Short task => Return each line of the material below verbatim, with no alteration.

Layout element entries:

+ + + + + + +

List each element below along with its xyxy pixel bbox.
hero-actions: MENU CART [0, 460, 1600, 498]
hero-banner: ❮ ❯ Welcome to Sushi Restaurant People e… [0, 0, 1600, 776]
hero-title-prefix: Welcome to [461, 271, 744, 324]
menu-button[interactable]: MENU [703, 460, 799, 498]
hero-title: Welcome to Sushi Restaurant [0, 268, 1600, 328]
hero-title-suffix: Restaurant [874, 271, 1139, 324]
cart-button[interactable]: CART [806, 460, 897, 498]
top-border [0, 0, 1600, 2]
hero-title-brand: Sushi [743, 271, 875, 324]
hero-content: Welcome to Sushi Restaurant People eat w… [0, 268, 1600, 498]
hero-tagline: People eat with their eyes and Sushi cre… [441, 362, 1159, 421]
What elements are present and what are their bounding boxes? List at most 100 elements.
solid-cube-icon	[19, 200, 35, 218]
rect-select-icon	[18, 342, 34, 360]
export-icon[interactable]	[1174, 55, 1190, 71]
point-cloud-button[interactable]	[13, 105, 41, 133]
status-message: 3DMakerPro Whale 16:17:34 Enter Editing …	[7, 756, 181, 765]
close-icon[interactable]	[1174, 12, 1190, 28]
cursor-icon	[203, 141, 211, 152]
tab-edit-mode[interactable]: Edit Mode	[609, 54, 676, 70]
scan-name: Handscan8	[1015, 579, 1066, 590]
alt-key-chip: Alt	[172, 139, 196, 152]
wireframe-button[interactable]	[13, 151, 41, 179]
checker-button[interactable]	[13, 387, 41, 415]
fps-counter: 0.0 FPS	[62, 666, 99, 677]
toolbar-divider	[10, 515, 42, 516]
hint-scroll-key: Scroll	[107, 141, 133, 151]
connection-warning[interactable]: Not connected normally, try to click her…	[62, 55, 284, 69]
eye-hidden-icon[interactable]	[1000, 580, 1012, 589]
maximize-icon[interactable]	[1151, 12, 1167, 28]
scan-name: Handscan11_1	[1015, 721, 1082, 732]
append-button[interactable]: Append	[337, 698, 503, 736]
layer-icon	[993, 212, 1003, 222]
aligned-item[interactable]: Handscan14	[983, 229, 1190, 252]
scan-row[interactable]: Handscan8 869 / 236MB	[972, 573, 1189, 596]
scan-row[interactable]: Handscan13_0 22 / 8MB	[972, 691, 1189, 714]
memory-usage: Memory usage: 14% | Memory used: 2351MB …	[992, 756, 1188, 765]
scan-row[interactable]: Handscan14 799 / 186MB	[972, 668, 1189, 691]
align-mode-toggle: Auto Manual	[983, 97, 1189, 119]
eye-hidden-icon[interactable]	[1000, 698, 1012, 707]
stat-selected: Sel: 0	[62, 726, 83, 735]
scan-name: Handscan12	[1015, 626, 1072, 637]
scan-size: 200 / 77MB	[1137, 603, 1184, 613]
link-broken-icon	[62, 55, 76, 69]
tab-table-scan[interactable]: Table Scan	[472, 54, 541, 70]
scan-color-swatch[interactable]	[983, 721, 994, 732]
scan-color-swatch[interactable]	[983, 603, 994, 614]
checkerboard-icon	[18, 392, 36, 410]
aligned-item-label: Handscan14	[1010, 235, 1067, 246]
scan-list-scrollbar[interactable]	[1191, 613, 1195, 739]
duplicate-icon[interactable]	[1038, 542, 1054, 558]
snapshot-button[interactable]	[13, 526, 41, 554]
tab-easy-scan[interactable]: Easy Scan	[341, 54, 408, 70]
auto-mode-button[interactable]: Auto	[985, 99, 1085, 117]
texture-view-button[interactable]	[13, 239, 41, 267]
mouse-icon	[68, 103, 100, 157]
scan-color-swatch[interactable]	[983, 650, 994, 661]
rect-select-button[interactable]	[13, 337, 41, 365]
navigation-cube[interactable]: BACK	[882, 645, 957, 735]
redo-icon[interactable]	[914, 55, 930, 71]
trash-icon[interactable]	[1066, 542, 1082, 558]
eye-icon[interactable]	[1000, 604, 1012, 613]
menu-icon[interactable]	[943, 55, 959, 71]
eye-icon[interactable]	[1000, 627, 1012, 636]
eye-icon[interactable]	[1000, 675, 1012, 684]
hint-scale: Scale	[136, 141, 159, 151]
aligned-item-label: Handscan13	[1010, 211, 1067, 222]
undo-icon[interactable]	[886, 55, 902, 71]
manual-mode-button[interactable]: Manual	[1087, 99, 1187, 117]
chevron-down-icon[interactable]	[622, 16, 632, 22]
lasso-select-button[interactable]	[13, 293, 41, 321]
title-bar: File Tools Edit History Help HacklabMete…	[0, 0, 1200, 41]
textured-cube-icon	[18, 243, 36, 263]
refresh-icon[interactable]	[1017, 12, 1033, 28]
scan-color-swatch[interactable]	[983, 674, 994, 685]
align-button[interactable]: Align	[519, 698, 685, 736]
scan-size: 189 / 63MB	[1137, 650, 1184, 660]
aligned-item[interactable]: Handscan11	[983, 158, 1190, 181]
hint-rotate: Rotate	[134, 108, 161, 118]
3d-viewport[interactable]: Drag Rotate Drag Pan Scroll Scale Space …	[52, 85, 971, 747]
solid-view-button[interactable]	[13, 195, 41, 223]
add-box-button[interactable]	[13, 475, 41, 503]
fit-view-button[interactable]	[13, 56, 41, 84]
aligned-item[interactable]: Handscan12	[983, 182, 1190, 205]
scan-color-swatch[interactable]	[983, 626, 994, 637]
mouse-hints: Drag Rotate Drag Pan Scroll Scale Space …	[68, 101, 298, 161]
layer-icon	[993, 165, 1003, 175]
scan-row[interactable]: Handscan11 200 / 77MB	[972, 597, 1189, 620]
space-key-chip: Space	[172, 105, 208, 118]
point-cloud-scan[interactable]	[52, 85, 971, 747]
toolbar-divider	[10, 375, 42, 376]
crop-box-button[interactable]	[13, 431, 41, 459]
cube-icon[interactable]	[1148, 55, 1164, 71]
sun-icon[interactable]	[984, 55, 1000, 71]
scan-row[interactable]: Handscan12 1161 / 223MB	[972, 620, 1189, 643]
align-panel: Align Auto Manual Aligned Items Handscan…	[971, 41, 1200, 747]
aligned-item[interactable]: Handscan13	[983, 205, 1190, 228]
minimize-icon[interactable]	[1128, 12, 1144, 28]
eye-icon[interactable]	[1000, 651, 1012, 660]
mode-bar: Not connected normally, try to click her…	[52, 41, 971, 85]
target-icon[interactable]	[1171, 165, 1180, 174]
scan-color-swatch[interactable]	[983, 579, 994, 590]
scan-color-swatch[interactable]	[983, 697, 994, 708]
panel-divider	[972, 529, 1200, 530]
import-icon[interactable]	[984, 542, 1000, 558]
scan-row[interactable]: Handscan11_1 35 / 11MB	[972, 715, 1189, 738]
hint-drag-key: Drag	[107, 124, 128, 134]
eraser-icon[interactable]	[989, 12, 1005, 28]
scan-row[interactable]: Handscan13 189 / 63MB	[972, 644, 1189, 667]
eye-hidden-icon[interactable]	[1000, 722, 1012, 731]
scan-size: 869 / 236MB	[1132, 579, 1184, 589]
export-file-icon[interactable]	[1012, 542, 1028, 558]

+ + + + + + +

Answer =>
List each element below along with its xyxy pixel bbox.
hero-actions: MENU CART [0, 460, 1600, 498]
hero-banner: ❮ ❯ Welcome to Sushi Restaurant People e… [0, 0, 1600, 776]
hero-title-prefix: Welcome to [461, 271, 744, 324]
menu-button[interactable]: MENU [703, 460, 799, 498]
hero-title: Welcome to Sushi Restaurant [0, 268, 1600, 328]
hero-title-suffix: Restaurant [874, 271, 1139, 324]
cart-button[interactable]: CART [806, 460, 897, 498]
top-border [0, 0, 1600, 2]
hero-title-brand: Sushi [743, 271, 875, 324]
hero-content: Welcome to Sushi Restaurant People eat w… [0, 268, 1600, 498]
hero-tagline: People eat with their eyes and Sushi cre… [441, 362, 1159, 421]
What elements are present and what are their bounding boxes? List at most 100 elements.
solid-cube-icon	[19, 200, 35, 218]
rect-select-icon	[18, 342, 34, 360]
export-icon[interactable]	[1174, 55, 1190, 71]
point-cloud-button[interactable]	[13, 105, 41, 133]
status-message: 3DMakerPro Whale 16:17:34 Enter Editing …	[7, 756, 181, 765]
close-icon[interactable]	[1174, 12, 1190, 28]
cursor-icon	[203, 141, 211, 152]
tab-edit-mode[interactable]: Edit Mode	[609, 54, 676, 70]
scan-name: Handscan8	[1015, 579, 1066, 590]
alt-key-chip: Alt	[172, 139, 196, 152]
wireframe-button[interactable]	[13, 151, 41, 179]
checker-button[interactable]	[13, 387, 41, 415]
fps-counter: 0.0 FPS	[62, 666, 99, 677]
toolbar-divider	[10, 515, 42, 516]
hint-scroll-key: Scroll	[107, 141, 133, 151]
connection-warning[interactable]: Not connected normally, try to click her…	[62, 55, 284, 69]
eye-hidden-icon[interactable]	[1000, 580, 1012, 589]
maximize-icon[interactable]	[1151, 12, 1167, 28]
scan-name: Handscan11_1	[1015, 721, 1082, 732]
append-button[interactable]: Append	[337, 698, 503, 736]
layer-icon	[993, 212, 1003, 222]
aligned-item[interactable]: Handscan14	[983, 229, 1190, 252]
scan-row[interactable]: Handscan8 869 / 236MB	[972, 573, 1189, 596]
scan-row[interactable]: Handscan13_0 22 / 8MB	[972, 691, 1189, 714]
memory-usage: Memory usage: 14% | Memory used: 2351MB …	[992, 756, 1188, 765]
scan-row[interactable]: Handscan14 799 / 186MB	[972, 668, 1189, 691]
align-mode-toggle: Auto Manual	[983, 97, 1189, 119]
eye-hidden-icon[interactable]	[1000, 698, 1012, 707]
stat-selected: Sel: 0	[62, 726, 83, 735]
scan-name: Handscan12	[1015, 626, 1072, 637]
scan-size: 200 / 77MB	[1137, 603, 1184, 613]
link-broken-icon	[62, 55, 76, 69]
tab-table-scan[interactable]: Table Scan	[472, 54, 541, 70]
scan-color-swatch[interactable]	[983, 721, 994, 732]
scan-color-swatch[interactable]	[983, 603, 994, 614]
checkerboard-icon	[18, 392, 36, 410]
aligned-item-label: Handscan14	[1010, 235, 1067, 246]
scan-list-scrollbar[interactable]	[1191, 613, 1195, 739]
duplicate-icon[interactable]	[1038, 542, 1054, 558]
snapshot-button[interactable]	[13, 526, 41, 554]
tab-easy-scan[interactable]: Easy Scan	[341, 54, 408, 70]
auto-mode-button[interactable]: Auto	[985, 99, 1085, 117]
texture-view-button[interactable]	[13, 239, 41, 267]
mouse-icon	[68, 103, 100, 157]
scan-color-swatch[interactable]	[983, 650, 994, 661]
rect-select-button[interactable]	[13, 337, 41, 365]
navigation-cube[interactable]: BACK	[882, 645, 957, 735]
redo-icon[interactable]	[914, 55, 930, 71]
trash-icon[interactable]	[1066, 542, 1082, 558]
eye-icon[interactable]	[1000, 604, 1012, 613]
menu-icon[interactable]	[943, 55, 959, 71]
eye-icon[interactable]	[1000, 627, 1012, 636]
eye-icon[interactable]	[1000, 675, 1012, 684]
hint-scale: Scale	[136, 141, 159, 151]
aligned-item-label: Handscan13	[1010, 211, 1067, 222]
undo-icon[interactable]	[886, 55, 902, 71]
manual-mode-button[interactable]: Manual	[1087, 99, 1187, 117]
chevron-down-icon[interactable]	[622, 16, 632, 22]
lasso-select-button[interactable]	[13, 293, 41, 321]
title-bar: File Tools Edit History Help HacklabMete…	[0, 0, 1200, 41]
textured-cube-icon	[18, 243, 36, 263]
refresh-icon[interactable]	[1017, 12, 1033, 28]
scan-color-swatch[interactable]	[983, 674, 994, 685]
align-button[interactable]: Align	[519, 698, 685, 736]
scan-size: 189 / 63MB	[1137, 650, 1184, 660]
aligned-item[interactable]: Handscan11	[983, 158, 1190, 181]
hint-rotate: Rotate	[134, 108, 161, 118]
3d-viewport[interactable]: Drag Rotate Drag Pan Scroll Scale Space …	[52, 85, 971, 747]
solid-view-button[interactable]	[13, 195, 41, 223]
add-box-button[interactable]	[13, 475, 41, 503]
fit-view-button[interactable]	[13, 56, 41, 84]
aligned-item[interactable]: Handscan12	[983, 182, 1190, 205]
scan-color-swatch[interactable]	[983, 626, 994, 637]
mouse-hints: Drag Rotate Drag Pan Scroll Scale Space …	[68, 101, 298, 161]
layer-icon	[993, 165, 1003, 175]
scan-row[interactable]: Handscan11 200 / 77MB	[972, 597, 1189, 620]
space-key-chip: Space	[172, 105, 208, 118]
point-cloud-scan[interactable]	[52, 85, 971, 747]
toolbar-divider	[10, 375, 42, 376]
crop-box-button[interactable]	[13, 431, 41, 459]
cube-icon[interactable]	[1148, 55, 1164, 71]
sun-icon[interactable]	[984, 55, 1000, 71]
scan-row[interactable]: Handscan12 1161 / 223MB	[972, 620, 1189, 643]
align-panel: Align Auto Manual Aligned Items Handscan…	[971, 41, 1200, 747]
aligned-item[interactable]: Handscan13	[983, 205, 1190, 228]
minimize-icon[interactable]	[1128, 12, 1144, 28]
eye-icon[interactable]	[1000, 651, 1012, 660]
mode-bar: Not connected normally, try to click her…	[52, 41, 971, 85]
target-icon[interactable]	[1171, 165, 1180, 174]
scan-color-swatch[interactable]	[983, 579, 994, 590]
scan-color-swatch[interactable]	[983, 697, 994, 708]
panel-divider	[972, 529, 1200, 530]
import-icon[interactable]	[984, 542, 1000, 558]
scan-row[interactable]: Handscan11_1 35 / 11MB	[972, 715, 1189, 738]
hint-drag-key: Drag	[107, 124, 128, 134]
eraser-icon[interactable]	[989, 12, 1005, 28]
scan-row[interactable]: Handscan13 189 / 63MB	[972, 644, 1189, 667]
eye-hidden-icon[interactable]	[1000, 722, 1012, 731]
scan-size: 869 / 236MB	[1132, 579, 1184, 589]
export-file-icon[interactable]	[1012, 542, 1028, 558]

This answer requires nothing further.